-- start The input --
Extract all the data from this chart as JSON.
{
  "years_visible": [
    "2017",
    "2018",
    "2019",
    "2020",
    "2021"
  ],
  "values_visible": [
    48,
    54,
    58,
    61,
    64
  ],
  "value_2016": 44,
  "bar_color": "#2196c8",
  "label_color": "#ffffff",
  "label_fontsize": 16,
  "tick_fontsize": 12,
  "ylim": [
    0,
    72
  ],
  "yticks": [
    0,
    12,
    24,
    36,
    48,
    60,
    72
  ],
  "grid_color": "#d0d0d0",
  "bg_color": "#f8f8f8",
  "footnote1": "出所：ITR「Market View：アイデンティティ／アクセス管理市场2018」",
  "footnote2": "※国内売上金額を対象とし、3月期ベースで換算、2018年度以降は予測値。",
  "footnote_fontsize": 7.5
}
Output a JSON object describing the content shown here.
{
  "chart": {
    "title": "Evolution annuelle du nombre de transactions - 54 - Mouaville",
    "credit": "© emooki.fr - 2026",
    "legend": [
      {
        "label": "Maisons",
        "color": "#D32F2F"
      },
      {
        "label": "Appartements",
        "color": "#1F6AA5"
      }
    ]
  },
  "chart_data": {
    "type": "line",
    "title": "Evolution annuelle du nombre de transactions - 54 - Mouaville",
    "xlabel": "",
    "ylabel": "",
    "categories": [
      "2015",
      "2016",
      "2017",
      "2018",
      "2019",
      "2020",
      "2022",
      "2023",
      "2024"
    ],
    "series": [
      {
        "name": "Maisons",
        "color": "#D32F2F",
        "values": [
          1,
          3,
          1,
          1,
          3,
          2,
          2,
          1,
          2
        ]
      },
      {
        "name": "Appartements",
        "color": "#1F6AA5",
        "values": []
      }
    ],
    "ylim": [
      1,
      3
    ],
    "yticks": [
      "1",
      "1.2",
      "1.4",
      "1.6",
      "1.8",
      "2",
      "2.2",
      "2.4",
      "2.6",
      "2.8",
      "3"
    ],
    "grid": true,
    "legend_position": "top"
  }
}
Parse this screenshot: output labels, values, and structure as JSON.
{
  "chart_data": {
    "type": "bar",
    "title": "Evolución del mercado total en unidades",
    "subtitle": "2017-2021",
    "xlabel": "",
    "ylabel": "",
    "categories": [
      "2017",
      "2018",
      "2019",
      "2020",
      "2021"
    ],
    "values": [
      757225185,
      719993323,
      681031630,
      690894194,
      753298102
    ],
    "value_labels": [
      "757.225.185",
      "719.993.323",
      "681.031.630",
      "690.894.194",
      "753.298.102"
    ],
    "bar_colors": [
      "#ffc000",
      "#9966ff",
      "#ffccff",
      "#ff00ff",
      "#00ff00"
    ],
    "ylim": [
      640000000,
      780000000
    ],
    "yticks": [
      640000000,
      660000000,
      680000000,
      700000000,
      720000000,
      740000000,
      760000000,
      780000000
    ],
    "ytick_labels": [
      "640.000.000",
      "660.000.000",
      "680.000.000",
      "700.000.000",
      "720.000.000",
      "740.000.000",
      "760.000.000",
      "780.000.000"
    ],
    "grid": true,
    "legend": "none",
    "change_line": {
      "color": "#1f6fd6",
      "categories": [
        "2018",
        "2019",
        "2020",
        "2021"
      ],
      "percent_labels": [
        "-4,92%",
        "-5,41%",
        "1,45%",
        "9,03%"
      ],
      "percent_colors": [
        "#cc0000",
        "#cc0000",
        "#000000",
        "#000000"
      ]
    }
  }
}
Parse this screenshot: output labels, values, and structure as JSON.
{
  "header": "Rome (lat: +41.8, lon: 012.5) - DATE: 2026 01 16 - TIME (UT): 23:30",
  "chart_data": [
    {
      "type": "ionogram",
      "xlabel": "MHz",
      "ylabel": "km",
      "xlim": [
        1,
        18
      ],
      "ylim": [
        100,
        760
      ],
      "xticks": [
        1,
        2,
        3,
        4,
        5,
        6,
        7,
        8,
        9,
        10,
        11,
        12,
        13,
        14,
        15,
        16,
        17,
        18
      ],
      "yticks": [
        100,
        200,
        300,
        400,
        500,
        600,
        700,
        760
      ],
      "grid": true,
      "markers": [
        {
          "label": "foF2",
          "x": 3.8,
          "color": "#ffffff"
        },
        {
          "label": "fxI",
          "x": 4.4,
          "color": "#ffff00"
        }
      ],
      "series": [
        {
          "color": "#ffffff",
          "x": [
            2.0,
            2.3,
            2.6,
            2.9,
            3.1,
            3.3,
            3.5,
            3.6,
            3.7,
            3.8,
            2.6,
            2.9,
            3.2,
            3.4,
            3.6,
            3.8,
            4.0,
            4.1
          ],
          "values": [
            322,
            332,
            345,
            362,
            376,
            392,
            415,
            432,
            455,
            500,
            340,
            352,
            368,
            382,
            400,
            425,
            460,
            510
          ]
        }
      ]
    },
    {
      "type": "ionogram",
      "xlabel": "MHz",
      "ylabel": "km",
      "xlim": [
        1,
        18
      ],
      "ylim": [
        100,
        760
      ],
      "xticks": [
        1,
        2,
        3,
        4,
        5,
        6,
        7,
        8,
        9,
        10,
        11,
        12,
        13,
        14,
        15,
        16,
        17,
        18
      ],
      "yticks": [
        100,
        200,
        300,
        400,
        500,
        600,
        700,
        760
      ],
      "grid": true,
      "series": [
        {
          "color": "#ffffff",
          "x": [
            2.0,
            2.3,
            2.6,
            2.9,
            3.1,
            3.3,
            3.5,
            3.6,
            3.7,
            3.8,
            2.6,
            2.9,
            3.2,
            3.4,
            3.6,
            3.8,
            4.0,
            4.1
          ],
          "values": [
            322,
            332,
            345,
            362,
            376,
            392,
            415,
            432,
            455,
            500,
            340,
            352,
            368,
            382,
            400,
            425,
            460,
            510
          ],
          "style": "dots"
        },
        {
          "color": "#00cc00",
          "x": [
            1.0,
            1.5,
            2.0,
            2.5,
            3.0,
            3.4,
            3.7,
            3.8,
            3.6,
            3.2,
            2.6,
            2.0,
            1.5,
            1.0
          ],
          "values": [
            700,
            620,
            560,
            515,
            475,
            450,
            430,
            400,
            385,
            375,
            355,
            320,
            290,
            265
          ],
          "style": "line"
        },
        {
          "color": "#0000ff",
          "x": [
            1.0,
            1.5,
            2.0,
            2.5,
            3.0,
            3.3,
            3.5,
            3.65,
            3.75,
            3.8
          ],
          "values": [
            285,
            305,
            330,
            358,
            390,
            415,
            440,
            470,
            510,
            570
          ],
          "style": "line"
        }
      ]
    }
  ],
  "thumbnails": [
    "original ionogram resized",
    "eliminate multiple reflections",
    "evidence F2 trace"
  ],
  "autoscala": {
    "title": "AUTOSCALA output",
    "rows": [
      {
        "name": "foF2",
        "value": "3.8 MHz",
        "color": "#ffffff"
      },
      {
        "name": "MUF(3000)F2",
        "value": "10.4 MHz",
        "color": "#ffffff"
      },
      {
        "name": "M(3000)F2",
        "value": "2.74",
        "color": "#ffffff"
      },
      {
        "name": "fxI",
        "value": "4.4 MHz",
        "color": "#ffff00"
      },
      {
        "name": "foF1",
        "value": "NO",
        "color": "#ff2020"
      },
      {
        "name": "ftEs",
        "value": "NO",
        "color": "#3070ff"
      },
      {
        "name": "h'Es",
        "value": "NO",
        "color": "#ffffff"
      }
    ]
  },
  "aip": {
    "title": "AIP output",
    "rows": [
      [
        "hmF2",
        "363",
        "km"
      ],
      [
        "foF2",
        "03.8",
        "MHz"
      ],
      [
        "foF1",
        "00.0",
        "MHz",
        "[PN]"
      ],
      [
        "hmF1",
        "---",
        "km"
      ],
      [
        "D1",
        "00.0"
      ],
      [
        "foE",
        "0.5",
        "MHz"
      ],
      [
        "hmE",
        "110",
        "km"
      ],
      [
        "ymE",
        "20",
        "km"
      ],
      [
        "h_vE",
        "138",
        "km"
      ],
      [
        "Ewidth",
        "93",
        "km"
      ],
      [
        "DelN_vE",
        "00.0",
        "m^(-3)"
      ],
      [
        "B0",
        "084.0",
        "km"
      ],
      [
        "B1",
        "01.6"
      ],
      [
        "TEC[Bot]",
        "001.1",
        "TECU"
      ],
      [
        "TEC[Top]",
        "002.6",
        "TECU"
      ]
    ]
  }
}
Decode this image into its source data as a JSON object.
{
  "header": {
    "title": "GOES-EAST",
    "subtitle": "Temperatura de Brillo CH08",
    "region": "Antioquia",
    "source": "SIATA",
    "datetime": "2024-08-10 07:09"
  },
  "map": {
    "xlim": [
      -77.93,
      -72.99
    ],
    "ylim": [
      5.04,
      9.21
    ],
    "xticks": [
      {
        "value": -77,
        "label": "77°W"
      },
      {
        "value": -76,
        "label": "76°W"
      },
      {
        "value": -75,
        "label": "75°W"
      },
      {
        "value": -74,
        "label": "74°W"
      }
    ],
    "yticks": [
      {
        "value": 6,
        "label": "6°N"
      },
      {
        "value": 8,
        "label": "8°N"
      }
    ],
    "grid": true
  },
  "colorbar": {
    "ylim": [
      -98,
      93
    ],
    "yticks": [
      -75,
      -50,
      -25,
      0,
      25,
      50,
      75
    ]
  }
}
-- end The input --
**Task to complete**
Isolate each line of the listing above that includes "object". Copy it.

**Result of this exercise**
Output a JSON object describing the content shown here.
Decode this image into its source data as a JSON object.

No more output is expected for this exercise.